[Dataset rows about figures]
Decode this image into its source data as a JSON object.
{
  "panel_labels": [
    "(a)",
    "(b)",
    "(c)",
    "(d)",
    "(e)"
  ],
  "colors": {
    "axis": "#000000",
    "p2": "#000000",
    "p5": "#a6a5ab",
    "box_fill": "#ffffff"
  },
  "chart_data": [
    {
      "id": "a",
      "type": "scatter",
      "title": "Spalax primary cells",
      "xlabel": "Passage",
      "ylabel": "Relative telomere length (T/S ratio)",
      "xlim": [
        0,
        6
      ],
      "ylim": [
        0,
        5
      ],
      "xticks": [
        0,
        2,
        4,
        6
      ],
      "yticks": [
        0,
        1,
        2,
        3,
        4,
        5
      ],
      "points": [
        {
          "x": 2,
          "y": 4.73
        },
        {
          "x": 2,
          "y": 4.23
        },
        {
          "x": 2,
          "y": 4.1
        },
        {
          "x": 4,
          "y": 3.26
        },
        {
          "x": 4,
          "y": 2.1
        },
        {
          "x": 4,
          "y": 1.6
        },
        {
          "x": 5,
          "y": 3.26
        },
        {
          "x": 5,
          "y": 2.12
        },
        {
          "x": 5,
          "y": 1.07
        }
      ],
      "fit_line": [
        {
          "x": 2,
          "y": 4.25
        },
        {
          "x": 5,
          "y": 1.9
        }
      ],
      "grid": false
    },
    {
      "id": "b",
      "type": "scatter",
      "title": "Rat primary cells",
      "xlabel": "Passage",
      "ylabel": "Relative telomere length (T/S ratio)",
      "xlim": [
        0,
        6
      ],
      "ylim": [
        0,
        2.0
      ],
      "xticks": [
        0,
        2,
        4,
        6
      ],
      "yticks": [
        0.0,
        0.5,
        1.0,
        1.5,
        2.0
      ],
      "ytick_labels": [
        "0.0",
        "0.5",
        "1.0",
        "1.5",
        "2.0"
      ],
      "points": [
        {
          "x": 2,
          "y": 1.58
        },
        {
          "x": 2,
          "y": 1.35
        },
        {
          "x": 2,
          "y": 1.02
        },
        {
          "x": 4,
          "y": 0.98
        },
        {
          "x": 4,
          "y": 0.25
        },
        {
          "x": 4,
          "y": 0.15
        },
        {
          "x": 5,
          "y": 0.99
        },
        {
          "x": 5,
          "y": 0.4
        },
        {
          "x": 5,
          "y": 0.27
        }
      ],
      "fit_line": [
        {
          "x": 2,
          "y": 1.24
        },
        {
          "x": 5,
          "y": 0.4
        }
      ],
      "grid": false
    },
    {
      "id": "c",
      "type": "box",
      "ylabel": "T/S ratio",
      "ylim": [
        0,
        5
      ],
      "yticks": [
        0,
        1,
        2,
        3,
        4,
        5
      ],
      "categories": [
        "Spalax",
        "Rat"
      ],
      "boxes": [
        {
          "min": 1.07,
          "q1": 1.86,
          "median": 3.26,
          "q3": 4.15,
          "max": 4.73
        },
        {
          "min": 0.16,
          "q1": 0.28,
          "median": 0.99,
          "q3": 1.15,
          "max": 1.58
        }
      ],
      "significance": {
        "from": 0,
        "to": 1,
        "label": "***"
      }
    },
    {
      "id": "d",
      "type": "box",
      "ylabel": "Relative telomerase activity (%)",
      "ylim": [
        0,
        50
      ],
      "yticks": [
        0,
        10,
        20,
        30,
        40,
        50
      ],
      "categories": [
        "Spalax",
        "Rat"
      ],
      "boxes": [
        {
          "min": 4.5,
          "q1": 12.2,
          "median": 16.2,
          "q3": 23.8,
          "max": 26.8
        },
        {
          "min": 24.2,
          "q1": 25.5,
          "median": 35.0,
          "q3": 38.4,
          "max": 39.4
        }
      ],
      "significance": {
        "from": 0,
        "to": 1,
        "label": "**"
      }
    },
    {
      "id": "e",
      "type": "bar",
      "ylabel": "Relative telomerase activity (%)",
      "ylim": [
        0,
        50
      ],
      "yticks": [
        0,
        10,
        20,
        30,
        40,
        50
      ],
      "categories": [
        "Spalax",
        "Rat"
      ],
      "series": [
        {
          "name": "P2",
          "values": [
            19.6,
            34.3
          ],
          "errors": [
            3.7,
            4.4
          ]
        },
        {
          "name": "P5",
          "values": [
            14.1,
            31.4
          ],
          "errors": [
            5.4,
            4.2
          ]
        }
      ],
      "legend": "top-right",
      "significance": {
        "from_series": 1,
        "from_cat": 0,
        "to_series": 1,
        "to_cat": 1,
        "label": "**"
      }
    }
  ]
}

**TRY IT:**
What you return must match the data word for word.

**RESPONSE FOR THIS EXERCISE:**
Decode this image into its source data as a JSON object.
{
  "panel_labels": [
    "(a)",
    "(b)",
    "(c)",
    "(d)",
    "(e)"
  ],
  "colors": {
    "axis": "#000000",
    "p2": "#000000",
    "p5": "#a6a5ab",
    "box_fill": "#ffffff"
  },
  "chart_data": [
    {
      "id": "a",
      "type": "scatter",
      "title": "Spalax primary cells",
      "xlabel": "Passage",
      "ylabel": "Relative telomere length (T/S ratio)",
      "xlim": [
        0,
        6
      ],
      "ylim": [
        0,
        5
      ],
      "xticks": [
        0,
        2,
        4,
        6
      ],
      "yticks": [
        0,
        1,
        2,
        3,
        4,
        5
      ],
      "points": [
        {
          "x": 2,
          "y": 4.73
        },
        {
          "x": 2,
          "y": 4.23
        },
        {
          "x": 2,
          "y": 4.1
        },
        {
          "x": 4,
          "y": 3.26
        },
        {
          "x": 4,
          "y": 2.1
        },
        {
          "x": 4,
          "y": 1.6
        },
        {
          "x": 5,
          "y": 3.26
        },
        {
          "x": 5,
          "y": 2.12
        },
        {
          "x": 5,
          "y": 1.07
        }
      ],
      "fit_line": [
        {
          "x": 2,
          "y": 4.25
        },
        {
          "x": 5,
          "y": 1.9
        }
      ],
      "grid": false
    },
    {
      "id": "b",
      "type": "scatter",
      "title": "Rat primary cells",
      "xlabel": "Passage",
      "ylabel": "Relative telomere length (T/S ratio)",
      "xlim": [
        0,
        6
      ],
      "ylim": [
        0,
        2.0
      ],
      "xticks": [
        0,
        2,
        4,
        6
      ],
      "yticks": [
        0.0,
        0.5,
        1.0,
        1.5,
        2.0
      ],
      "ytick_labels": [
        "0.0",
        "0.5",
        "1.0",
        "1.5",
        "2.0"
      ],
      "points": [
        {
          "x": 2,
          "y": 1.58
        },
        {
          "x": 2,
          "y": 1.35
        },
        {
          "x": 2,
          "y": 1.02
        },
        {
          "x": 4,
          "y": 0.98
        },
        {
          "x": 4,
          "y": 0.25
        },
        {
          "x": 4,
          "y": 0.15
        },
        {
          "x": 5,
          "y": 0.99
        },
        {
          "x": 5,
          "y": 0.4
        },
        {
          "x": 5,
          "y": 0.27
        }
      ],
      "fit_line": [
        {
          "x": 2,
          "y": 1.24
        },
        {
          "x": 5,
          "y": 0.4
        }
      ],
      "grid": false
    },
    {
      "id": "c",
      "type": "box",
      "ylabel": "T/S ratio",
      "ylim": [
        0,
        5
      ],
      "yticks": [
        0,
        1,
        2,
        3,
        4,
        5
      ],
      "categories": [
        "Spalax",
        "Rat"
      ],
      "boxes": [
        {
          "min": 1.07,
          "q1": 1.86,
          "median": 3.26,
          "q3": 4.15,
          "max": 4.73
        },
        {
          "min": 0.16,
          "q1": 0.28,
          "median": 0.99,
          "q3": 1.15,
          "max": 1.58
        }
      ],
      "significance": {
        "from": 0,
        "to": 1,
        "label": "***"
      }
    },
    {
      "id": "d",
      "type": "box",
      "ylabel": "Relative telomerase activity (%)",
      "ylim": [
        0,
        50
      ],
      "yticks": [
        0,
        10,
        20,
        30,
        40,
        50
      ],
      "categories": [
        "Spalax",
        "Rat"
      ],
      "boxes": [
        {
          "min": 4.5,
          "q1": 12.2,
          "median": 16.2,
          "q3": 23.8,
          "max": 26.8
        },
        {
          "min": 24.2,
          "q1": 25.5,
          "median": 35.0,
          "q3": 38.4,
          "max": 39.4
        }
      ],
      "significance": {
        "from": 0,
        "to": 1,
        "label": "**"
      }
    },
    {
      "id": "e",
      "type": "bar",
      "ylabel": "Relative telomerase activity (%)",
      "ylim": [
        0,
        50
      ],
      "yticks": [
        0,
        10,
        20,
        30,
        40,
        50
      ],
      "categories": [
        "Spalax",
        "Rat"
      ],
      "series": [
        {
          "name": "P2",
          "values": [
            19.6,
            34.3
          ],
          "errors": [
            3.7,
            4.4
          ]
        },
        {
          "name": "P5",
          "values": [
            14.1,
            31.4
          ],
          "errors": [
            5.4,
            4.2
          ]
        }
      ],
      "legend": "top-right",
      "significance": {
        "from_series": 1,
        "from_cat": 0,
        "to_series": 1,
        "to_cat": 1,
        "label": "**"
      }
    }
  ]
}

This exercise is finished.